Aim
Look through the listing for the word "internacionales". Copy each line that has it.

The records
>>>

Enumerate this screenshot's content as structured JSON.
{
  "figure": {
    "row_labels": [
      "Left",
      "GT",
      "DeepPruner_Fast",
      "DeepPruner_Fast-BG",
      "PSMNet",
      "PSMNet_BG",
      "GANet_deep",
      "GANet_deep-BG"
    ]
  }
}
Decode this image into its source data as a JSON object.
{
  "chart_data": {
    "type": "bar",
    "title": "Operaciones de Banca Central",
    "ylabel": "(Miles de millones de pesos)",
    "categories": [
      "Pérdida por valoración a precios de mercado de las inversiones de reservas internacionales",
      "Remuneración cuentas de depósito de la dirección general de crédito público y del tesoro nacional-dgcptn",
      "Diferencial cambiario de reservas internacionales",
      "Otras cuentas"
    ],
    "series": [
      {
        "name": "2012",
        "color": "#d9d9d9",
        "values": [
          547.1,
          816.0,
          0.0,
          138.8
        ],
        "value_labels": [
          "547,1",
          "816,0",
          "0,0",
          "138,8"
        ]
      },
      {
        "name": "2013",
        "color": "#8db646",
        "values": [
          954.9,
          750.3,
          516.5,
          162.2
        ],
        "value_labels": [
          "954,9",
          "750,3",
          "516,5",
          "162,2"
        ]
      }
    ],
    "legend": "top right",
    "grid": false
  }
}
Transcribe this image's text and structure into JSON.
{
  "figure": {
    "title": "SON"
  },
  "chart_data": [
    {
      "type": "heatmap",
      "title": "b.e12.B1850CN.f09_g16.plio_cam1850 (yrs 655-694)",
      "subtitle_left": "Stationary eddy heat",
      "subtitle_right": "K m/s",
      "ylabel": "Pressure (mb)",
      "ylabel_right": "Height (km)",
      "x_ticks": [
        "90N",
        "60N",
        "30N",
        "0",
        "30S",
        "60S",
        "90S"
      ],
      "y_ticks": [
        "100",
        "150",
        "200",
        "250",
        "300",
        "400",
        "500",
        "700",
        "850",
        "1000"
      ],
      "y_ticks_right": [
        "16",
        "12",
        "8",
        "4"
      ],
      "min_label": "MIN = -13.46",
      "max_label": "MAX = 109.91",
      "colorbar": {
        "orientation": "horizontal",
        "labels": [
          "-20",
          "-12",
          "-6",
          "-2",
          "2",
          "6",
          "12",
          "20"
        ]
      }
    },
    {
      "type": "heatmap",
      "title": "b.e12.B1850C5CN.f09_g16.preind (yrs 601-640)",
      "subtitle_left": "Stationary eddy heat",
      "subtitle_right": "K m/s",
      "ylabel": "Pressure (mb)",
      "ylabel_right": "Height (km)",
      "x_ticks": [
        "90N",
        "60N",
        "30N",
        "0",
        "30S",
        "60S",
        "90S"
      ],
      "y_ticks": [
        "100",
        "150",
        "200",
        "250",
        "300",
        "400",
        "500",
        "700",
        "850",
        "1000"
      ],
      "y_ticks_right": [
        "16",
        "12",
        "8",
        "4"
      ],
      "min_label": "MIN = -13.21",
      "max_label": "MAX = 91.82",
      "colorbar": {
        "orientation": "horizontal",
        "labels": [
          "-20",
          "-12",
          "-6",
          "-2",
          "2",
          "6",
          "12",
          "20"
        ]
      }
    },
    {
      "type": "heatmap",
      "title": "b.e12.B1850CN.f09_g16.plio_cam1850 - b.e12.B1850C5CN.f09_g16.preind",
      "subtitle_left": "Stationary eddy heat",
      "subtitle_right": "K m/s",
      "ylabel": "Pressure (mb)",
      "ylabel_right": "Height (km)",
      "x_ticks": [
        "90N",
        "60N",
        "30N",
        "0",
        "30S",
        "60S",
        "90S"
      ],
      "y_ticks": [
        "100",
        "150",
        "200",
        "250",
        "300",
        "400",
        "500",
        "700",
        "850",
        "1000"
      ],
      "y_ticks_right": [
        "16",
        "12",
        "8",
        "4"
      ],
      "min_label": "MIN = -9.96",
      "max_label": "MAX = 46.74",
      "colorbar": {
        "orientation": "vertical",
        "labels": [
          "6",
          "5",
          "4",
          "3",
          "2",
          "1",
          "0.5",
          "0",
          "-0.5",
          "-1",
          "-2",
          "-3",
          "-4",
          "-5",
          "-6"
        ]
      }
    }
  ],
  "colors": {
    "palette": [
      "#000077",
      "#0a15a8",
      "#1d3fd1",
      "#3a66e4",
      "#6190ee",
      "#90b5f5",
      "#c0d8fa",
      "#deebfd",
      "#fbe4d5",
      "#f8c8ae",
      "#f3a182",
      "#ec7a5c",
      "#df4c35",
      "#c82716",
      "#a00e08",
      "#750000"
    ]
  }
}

<<<

Task solution
      "Pérdida por valoración a precios de mercado de las inversiones de reservas internacionales",
      "Diferencial cambiario de reservas internacionales",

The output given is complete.